Directive>
Copy each line of the entries beneath that contains the word "filaments".
====================
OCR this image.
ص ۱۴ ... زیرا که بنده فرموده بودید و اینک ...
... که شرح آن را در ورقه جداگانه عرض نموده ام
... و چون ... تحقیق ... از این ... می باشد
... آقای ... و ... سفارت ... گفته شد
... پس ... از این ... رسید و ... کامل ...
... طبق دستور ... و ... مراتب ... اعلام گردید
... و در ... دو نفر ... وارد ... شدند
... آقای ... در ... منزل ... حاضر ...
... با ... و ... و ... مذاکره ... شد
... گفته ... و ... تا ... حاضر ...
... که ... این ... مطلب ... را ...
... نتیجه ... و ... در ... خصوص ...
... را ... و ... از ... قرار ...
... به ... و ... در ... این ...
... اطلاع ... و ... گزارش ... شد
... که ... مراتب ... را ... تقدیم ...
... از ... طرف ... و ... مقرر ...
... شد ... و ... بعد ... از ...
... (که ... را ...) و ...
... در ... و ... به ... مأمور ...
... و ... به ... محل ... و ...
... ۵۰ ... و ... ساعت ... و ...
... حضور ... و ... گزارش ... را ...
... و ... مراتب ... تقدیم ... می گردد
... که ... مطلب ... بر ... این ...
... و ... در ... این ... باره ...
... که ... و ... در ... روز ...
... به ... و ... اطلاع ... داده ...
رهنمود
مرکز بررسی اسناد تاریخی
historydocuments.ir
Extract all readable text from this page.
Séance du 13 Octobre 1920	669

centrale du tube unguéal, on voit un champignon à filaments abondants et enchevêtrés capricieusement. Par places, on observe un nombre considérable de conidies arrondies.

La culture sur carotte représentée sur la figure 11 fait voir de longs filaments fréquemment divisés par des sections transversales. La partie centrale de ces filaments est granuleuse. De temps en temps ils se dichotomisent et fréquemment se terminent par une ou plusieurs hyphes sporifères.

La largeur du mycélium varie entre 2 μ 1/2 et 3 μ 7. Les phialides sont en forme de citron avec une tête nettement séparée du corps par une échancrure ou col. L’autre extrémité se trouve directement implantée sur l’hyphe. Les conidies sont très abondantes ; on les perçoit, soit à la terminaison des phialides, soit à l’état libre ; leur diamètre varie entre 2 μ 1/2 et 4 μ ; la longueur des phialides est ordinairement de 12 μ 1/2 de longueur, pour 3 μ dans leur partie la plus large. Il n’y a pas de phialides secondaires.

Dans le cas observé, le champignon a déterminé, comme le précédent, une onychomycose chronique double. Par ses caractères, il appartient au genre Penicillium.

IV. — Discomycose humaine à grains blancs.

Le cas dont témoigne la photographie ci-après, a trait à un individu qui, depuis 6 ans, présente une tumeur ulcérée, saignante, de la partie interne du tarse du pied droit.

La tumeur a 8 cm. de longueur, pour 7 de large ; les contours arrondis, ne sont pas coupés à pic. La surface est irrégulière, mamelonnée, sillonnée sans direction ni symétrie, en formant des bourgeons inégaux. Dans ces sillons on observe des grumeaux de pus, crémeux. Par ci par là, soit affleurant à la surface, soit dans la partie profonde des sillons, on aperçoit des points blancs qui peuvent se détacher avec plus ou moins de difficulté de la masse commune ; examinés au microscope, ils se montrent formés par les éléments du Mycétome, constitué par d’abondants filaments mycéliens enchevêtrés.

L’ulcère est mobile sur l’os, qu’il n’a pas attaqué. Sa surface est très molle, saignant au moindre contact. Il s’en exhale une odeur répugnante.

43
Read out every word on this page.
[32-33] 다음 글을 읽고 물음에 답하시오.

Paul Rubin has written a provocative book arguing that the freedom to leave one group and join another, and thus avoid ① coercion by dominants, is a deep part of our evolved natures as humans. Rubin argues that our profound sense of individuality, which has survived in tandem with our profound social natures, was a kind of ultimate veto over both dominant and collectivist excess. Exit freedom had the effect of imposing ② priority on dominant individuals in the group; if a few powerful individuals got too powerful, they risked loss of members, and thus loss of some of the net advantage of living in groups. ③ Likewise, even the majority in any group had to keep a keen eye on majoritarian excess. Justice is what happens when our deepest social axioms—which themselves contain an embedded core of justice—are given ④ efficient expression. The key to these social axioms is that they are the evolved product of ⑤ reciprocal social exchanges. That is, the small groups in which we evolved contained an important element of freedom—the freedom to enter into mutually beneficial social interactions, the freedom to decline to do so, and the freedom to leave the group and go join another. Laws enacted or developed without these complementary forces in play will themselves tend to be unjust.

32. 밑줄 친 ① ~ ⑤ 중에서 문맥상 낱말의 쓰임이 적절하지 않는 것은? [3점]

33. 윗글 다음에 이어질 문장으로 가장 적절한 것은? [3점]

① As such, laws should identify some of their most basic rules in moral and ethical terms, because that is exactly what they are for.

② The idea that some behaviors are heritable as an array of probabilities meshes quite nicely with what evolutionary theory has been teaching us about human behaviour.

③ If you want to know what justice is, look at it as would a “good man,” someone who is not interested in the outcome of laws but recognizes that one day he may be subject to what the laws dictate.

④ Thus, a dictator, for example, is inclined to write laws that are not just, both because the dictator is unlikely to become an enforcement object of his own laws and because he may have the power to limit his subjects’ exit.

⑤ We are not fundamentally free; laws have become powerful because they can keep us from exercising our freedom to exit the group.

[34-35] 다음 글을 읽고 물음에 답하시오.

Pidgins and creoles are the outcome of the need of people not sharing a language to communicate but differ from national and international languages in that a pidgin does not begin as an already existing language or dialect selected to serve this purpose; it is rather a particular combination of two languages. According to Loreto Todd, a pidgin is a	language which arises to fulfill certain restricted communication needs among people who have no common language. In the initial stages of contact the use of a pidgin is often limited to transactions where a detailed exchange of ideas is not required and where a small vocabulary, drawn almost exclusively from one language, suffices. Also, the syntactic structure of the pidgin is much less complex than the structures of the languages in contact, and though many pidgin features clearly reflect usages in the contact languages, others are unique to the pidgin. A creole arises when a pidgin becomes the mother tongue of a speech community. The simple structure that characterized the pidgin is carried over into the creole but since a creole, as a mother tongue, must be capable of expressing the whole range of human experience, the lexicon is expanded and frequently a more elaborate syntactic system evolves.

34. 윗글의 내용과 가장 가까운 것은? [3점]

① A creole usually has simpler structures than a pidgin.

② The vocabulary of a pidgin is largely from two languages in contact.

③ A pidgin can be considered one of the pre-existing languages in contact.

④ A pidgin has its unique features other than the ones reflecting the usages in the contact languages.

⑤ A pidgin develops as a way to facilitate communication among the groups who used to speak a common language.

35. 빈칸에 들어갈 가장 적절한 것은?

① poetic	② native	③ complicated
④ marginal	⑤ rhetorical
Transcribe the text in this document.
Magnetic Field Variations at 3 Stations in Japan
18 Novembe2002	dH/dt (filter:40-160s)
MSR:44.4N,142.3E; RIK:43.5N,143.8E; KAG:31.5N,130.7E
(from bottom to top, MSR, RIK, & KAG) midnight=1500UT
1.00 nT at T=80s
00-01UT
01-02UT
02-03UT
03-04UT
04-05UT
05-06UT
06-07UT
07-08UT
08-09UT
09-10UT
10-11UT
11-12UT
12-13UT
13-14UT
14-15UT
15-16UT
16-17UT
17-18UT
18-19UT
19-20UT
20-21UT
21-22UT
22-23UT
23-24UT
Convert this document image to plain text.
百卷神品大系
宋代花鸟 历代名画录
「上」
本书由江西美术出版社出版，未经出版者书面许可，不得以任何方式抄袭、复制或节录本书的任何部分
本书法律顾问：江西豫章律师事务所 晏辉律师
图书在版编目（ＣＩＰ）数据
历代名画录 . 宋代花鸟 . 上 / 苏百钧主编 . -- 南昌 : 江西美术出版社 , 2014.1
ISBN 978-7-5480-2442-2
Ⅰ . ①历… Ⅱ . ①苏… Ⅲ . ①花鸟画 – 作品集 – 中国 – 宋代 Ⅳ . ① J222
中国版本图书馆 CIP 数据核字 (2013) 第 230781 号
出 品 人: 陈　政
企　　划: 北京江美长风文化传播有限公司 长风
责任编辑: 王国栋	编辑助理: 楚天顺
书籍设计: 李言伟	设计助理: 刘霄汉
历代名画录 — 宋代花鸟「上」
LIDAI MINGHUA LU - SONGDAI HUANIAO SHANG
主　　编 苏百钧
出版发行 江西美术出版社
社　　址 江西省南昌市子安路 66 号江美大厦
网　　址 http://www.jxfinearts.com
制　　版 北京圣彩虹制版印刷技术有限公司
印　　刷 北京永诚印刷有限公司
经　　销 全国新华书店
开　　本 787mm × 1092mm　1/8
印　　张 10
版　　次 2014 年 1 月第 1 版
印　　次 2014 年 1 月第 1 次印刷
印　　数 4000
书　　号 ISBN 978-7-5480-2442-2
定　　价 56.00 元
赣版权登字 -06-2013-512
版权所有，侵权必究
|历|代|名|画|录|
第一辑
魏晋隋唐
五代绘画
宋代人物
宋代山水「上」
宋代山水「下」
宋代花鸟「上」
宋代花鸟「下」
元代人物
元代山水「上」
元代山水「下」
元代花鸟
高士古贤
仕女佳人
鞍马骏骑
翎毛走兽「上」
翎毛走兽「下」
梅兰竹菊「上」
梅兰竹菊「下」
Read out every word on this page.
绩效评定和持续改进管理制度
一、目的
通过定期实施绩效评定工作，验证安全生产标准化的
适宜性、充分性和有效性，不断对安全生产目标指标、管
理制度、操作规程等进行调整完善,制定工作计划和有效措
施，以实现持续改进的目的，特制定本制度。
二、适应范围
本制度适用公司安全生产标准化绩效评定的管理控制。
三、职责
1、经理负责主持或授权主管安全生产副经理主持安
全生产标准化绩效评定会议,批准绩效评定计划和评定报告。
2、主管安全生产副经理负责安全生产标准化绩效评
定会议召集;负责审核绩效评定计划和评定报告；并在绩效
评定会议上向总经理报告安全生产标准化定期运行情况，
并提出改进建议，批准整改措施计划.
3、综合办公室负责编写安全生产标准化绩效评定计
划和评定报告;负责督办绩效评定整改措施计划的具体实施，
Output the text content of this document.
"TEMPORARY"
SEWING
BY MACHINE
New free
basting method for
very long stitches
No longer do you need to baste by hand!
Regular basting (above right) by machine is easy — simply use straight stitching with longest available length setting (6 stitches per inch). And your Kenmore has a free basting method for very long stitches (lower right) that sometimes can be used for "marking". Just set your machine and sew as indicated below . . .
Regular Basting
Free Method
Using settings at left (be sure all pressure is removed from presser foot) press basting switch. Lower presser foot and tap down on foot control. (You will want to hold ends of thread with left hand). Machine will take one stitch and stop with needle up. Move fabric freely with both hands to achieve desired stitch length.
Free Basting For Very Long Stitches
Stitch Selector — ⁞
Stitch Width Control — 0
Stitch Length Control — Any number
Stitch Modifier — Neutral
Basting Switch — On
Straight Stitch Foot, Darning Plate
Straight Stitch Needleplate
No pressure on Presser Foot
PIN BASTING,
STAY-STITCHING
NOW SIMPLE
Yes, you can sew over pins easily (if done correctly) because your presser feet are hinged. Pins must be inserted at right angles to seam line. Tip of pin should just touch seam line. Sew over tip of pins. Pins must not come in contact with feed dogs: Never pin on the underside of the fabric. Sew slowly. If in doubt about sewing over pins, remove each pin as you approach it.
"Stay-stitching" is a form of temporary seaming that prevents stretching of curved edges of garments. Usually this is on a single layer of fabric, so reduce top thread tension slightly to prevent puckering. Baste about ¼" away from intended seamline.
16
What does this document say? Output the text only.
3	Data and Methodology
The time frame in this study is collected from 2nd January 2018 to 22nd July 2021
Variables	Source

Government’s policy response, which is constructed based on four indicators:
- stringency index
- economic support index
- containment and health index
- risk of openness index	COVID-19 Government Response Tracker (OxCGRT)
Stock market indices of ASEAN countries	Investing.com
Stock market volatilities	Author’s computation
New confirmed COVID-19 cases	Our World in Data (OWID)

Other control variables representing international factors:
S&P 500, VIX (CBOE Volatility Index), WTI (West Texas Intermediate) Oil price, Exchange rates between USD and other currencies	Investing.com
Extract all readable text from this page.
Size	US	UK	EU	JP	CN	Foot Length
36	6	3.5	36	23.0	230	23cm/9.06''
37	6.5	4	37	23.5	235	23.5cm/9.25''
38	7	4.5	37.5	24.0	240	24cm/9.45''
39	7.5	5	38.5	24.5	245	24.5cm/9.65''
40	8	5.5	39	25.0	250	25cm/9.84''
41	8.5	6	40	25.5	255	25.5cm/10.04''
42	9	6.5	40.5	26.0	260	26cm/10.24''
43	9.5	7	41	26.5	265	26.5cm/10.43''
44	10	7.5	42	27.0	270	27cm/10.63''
====================
Result of this task>
centrale du tube unguéal, on voit un champignon à filaments abondants et enchevêtrés capricieusement. Par places, on observe un nombre considérable de conidies arrondies.
La culture sur carotte représentée sur la figure 11 fait voir de longs filaments fréquemment divisés par des sections transversales. La partie centrale de ces filaments est granuleuse. De temps en temps ils se dichotomisent et fréquemment se terminent par une ou plusieurs hyphes sporifères.
La tumeur a 8 cm. de longueur, pour 7 de large ; les contours arrondis, ne sont pas coupés à pic. La surface est irrégulière, mamelonnée, sillonnée sans direction ni symétrie, en formant des bourgeons inégaux. Dans ces sillons on observe des grumeaux de pus, crémeux. Par ci par là, soit affleurant à la surface, soit dans la partie profonde des sillons, on aperçoit des points blancs qui peuvent se détacher avec plus ou moins de difficulté de la masse commune ; examinés au microscope, ils se montrent formés par les éléments du Mycétome, constitué par d’abondants filaments mycéliens enchevêtrés.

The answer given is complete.